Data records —
════

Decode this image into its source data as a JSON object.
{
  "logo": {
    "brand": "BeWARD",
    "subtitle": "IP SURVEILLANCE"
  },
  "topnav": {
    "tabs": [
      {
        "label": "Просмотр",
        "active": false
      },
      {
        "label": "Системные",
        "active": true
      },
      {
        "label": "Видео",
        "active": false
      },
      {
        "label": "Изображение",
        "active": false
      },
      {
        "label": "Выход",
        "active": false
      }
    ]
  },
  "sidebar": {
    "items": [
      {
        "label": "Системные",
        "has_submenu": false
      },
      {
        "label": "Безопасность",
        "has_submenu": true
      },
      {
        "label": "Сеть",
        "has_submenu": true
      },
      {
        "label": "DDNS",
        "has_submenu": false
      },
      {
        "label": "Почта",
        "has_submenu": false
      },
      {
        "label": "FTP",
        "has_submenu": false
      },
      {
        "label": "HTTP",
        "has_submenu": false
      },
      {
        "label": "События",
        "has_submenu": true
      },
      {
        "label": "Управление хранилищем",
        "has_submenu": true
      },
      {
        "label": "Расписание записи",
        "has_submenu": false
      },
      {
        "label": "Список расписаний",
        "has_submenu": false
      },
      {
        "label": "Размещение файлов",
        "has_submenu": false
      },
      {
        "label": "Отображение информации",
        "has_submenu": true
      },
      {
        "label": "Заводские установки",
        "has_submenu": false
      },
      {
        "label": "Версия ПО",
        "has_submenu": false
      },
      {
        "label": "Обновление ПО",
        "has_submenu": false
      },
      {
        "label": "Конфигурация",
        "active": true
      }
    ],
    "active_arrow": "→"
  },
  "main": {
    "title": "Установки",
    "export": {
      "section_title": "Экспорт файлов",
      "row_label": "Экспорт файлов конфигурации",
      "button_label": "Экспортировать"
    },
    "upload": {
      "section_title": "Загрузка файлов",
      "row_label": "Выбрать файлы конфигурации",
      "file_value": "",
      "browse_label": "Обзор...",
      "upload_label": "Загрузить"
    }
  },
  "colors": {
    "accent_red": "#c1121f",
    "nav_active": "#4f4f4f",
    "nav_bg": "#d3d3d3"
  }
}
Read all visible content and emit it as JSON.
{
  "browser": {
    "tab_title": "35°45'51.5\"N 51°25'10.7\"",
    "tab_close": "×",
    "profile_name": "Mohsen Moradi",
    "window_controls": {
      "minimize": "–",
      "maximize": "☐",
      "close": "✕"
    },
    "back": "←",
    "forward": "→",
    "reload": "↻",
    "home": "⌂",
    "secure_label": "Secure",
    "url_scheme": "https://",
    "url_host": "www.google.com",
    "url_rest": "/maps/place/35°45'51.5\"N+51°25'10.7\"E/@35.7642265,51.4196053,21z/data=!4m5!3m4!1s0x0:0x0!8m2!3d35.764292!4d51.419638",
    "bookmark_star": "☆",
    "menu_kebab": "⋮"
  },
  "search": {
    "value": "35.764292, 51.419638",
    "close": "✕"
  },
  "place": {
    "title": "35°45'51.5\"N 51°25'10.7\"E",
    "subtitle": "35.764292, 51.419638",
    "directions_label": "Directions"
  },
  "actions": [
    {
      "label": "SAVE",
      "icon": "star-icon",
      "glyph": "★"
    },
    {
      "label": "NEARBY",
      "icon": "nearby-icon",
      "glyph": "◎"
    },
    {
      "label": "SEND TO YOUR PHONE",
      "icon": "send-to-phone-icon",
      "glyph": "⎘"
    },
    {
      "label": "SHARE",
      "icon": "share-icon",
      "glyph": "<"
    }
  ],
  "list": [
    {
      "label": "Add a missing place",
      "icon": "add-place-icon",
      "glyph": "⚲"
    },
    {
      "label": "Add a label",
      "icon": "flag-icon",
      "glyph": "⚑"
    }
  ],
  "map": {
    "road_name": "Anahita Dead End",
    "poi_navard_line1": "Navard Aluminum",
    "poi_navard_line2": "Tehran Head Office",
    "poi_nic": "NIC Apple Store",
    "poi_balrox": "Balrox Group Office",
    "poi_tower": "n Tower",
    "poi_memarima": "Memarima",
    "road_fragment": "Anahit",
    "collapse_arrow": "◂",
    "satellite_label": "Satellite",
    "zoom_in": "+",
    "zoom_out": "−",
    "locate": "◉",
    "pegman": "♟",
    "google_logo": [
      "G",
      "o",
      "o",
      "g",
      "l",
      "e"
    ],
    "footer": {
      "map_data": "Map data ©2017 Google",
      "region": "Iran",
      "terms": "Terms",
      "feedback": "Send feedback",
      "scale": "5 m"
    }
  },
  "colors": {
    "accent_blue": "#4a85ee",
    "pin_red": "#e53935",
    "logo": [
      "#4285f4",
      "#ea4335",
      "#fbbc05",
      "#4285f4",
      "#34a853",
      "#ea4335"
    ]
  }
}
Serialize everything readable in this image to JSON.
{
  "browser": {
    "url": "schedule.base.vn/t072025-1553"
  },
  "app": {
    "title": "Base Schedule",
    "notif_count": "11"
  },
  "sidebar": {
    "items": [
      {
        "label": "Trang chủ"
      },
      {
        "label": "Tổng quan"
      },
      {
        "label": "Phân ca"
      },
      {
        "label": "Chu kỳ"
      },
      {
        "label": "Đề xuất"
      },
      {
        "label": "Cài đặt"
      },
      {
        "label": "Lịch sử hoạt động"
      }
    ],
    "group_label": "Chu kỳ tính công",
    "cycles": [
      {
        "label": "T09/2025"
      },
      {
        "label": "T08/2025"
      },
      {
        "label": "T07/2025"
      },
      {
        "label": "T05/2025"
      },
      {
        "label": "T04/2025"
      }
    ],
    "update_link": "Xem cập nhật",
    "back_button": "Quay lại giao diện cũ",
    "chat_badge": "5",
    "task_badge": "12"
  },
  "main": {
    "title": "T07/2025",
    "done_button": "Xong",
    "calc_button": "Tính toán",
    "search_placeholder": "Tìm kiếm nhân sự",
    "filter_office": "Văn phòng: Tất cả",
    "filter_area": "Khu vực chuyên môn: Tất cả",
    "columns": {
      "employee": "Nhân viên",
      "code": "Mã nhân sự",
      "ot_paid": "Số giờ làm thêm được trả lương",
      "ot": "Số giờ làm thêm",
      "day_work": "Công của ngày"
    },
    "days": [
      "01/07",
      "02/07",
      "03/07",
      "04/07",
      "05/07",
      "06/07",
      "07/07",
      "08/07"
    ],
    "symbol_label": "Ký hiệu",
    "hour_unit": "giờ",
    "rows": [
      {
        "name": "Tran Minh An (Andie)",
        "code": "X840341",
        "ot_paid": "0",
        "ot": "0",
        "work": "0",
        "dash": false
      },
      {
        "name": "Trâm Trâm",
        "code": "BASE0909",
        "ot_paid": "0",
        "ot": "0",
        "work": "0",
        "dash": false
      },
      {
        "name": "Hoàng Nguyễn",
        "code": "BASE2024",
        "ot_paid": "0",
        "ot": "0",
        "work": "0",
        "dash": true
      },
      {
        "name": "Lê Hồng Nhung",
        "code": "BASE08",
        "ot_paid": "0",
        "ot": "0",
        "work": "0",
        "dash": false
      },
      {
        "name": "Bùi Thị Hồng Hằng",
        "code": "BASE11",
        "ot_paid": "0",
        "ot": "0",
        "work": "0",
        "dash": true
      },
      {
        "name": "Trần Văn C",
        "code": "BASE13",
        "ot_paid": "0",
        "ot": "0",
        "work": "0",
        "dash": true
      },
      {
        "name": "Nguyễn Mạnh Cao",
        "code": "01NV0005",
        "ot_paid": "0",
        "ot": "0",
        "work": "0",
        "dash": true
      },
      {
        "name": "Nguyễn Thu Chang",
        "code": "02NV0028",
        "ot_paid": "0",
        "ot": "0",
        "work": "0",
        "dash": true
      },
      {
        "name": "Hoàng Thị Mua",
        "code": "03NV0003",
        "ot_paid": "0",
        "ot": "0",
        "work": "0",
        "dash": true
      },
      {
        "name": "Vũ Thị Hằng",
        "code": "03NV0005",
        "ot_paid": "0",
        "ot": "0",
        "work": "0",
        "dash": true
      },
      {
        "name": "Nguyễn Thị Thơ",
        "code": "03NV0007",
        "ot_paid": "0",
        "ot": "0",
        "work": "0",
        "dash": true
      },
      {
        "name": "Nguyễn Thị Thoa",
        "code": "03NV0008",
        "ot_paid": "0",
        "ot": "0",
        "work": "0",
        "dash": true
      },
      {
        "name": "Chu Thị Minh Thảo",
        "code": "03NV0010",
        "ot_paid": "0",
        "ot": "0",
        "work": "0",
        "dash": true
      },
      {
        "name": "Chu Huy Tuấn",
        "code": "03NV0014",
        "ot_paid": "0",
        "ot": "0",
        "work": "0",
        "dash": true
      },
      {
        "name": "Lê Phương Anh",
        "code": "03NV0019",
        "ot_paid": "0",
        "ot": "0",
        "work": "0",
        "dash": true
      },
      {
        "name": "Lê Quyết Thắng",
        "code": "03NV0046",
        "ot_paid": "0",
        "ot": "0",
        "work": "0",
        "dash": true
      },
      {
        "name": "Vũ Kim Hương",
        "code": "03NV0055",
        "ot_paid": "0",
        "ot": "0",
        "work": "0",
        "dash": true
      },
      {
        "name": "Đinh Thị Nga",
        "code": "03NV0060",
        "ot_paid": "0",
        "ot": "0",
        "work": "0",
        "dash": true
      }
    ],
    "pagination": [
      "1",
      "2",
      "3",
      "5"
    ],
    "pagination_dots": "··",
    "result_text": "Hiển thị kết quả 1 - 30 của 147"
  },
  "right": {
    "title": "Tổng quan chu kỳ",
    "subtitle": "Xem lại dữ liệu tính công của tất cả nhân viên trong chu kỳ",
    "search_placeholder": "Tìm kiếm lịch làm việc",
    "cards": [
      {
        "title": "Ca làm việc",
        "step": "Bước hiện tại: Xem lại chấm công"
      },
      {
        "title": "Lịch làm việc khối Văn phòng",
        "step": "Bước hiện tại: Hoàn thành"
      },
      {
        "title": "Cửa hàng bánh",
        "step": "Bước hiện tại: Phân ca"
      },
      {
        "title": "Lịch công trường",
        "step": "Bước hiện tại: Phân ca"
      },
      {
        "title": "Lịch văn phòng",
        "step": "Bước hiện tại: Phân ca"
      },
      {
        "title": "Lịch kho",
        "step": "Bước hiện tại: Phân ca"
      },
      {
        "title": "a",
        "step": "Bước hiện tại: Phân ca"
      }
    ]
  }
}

════

WRITTEN TASK — Write down the number of lines where the word "this" appears, and nothing further.

WRITTEN RESPONSE — 2